### What needs to be done
Check every line of the entries for "this", and copy the lines that hold it.

### Records to use
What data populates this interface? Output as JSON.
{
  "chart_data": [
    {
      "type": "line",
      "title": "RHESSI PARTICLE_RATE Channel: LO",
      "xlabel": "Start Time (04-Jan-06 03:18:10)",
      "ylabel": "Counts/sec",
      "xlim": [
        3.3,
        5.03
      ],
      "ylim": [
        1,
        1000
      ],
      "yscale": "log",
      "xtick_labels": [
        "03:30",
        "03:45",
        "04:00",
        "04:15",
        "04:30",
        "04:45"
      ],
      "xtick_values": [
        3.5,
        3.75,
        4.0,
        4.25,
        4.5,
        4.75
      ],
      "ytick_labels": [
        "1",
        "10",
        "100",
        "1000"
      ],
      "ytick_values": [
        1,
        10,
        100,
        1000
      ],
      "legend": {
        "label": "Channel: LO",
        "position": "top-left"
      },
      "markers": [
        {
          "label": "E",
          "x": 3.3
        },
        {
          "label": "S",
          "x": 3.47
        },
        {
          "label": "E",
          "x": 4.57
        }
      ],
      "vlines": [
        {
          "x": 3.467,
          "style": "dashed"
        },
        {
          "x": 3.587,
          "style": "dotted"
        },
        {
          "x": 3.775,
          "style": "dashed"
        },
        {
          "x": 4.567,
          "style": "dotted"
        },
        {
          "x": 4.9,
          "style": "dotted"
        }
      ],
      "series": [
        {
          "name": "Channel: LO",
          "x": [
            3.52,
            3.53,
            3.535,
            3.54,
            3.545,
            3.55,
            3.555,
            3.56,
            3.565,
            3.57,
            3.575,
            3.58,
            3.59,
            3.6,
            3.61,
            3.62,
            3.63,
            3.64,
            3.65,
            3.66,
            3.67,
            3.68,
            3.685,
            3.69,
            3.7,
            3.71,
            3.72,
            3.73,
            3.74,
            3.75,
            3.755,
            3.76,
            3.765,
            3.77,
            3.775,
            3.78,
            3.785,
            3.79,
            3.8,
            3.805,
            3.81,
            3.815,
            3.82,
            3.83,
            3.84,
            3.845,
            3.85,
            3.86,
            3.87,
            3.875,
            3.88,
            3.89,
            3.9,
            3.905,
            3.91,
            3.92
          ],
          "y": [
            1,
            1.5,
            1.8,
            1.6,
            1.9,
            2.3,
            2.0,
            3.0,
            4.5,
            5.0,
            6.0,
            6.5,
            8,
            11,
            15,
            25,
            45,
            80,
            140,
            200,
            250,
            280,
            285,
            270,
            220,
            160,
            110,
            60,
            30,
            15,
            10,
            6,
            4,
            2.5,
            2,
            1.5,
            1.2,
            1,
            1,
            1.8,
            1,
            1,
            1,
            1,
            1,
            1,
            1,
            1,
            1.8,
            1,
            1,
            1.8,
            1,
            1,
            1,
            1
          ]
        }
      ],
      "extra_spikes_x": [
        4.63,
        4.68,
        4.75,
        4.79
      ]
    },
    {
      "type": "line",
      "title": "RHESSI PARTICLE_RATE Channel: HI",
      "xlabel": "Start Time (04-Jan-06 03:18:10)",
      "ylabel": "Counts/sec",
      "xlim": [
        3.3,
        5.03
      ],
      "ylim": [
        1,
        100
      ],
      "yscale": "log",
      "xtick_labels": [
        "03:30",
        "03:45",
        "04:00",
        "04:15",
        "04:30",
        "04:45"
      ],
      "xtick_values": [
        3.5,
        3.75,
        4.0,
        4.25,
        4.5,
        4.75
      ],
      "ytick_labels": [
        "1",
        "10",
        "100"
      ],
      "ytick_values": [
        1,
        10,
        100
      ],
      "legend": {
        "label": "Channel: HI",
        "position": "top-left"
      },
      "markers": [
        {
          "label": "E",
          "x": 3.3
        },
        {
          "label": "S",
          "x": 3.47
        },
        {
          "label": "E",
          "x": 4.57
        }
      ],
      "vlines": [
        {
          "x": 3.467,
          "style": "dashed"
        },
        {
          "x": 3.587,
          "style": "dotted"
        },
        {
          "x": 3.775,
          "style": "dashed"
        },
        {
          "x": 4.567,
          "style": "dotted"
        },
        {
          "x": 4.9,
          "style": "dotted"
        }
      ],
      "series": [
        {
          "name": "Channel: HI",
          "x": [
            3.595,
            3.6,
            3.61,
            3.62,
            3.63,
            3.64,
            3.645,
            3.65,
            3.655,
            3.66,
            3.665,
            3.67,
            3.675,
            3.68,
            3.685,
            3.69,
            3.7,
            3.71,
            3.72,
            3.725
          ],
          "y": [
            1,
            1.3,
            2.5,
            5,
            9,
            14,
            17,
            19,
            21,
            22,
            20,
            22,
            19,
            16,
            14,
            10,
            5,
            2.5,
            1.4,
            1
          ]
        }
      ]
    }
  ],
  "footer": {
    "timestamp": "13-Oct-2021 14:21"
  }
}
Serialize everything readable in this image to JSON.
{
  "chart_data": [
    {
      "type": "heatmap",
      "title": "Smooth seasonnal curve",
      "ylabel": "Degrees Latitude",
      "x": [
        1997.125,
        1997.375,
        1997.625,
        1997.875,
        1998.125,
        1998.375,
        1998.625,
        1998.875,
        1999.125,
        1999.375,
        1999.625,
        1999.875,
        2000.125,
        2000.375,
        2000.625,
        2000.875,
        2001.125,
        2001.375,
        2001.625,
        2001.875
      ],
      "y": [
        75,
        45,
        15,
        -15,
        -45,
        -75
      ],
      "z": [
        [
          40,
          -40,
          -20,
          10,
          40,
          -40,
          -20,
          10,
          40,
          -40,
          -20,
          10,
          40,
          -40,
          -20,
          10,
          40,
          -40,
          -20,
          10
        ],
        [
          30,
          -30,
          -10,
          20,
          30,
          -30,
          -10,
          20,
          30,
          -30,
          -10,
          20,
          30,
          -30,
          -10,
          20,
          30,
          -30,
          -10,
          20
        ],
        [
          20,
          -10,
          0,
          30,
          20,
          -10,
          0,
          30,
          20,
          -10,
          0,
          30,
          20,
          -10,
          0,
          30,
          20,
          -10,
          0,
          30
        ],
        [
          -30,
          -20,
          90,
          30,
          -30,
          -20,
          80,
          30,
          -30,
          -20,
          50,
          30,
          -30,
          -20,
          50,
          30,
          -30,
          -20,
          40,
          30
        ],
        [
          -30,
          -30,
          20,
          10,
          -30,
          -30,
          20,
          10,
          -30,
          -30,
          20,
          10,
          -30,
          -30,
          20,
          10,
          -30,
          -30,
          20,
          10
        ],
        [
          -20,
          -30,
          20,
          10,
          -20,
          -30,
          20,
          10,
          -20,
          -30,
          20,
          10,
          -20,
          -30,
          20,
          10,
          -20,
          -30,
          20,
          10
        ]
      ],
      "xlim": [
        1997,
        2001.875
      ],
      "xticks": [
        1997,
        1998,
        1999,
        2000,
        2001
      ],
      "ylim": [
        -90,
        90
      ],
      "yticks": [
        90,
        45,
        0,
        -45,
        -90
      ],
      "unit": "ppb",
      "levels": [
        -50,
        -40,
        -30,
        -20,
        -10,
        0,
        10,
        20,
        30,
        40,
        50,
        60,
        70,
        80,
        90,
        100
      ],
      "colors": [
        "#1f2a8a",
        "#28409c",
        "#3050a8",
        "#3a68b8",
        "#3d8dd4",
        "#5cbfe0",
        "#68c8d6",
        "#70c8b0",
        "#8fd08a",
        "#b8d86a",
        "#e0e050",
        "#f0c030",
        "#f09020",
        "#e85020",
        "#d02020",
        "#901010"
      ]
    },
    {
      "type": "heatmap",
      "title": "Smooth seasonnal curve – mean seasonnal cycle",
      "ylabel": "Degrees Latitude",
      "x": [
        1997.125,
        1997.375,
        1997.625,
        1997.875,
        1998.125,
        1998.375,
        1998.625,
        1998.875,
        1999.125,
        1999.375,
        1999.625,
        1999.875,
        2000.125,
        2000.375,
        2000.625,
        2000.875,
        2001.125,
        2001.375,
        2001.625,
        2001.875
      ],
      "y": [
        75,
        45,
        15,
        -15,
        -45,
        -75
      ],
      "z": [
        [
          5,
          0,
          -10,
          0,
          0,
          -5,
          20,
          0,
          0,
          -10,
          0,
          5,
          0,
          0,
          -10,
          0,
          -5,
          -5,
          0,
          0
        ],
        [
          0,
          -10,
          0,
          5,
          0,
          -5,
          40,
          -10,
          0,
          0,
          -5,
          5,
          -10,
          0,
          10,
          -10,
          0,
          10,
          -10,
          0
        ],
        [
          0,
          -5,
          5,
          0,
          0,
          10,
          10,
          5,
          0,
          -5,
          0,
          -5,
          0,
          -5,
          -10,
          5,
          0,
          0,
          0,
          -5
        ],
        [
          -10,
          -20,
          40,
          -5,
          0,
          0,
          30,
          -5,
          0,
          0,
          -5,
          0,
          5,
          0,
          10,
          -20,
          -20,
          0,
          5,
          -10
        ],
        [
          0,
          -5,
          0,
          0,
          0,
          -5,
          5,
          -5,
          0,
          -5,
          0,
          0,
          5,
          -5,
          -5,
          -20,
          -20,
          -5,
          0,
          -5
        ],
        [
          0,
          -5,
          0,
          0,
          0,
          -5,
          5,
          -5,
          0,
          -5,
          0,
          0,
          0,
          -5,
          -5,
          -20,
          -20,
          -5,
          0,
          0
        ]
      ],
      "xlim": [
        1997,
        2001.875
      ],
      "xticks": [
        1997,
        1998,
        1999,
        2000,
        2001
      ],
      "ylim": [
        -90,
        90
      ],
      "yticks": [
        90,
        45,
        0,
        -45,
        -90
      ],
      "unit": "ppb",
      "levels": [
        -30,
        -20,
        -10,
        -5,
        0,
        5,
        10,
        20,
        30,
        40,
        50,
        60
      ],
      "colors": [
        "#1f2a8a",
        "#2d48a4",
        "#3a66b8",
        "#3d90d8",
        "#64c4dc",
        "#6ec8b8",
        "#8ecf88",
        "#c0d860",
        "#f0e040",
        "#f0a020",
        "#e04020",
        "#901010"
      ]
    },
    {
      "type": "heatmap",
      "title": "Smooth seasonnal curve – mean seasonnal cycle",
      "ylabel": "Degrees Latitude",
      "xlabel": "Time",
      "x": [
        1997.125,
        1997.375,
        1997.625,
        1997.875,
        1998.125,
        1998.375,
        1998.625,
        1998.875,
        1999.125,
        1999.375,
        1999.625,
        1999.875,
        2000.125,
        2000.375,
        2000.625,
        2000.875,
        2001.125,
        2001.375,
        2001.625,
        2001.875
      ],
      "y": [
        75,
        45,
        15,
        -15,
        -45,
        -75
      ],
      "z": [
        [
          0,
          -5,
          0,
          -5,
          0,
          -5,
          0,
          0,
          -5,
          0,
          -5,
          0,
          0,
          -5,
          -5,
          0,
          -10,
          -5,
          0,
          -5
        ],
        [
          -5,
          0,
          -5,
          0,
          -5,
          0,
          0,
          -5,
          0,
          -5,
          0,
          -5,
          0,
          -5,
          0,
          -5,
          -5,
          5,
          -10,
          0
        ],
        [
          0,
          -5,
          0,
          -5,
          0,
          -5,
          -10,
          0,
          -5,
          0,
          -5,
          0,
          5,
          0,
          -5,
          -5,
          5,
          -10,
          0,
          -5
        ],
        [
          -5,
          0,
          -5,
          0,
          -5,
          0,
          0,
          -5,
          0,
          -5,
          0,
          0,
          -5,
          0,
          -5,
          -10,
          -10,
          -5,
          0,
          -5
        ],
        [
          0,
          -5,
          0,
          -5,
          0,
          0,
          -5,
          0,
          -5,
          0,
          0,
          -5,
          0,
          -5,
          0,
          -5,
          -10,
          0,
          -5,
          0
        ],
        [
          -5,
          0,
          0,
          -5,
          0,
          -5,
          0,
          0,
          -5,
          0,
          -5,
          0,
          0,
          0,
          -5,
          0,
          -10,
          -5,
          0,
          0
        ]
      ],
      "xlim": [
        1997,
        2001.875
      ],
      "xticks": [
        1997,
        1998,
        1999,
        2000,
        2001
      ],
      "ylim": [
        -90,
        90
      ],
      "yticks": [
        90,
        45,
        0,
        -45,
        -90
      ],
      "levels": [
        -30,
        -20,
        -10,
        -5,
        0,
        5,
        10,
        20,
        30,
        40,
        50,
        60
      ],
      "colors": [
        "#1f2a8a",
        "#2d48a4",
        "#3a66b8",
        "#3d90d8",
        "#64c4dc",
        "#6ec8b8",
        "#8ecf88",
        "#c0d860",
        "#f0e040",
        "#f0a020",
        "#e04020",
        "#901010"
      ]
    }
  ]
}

### Output below
What data populates this interface? Output as JSON.
Serialize everything readable in this image to JSON.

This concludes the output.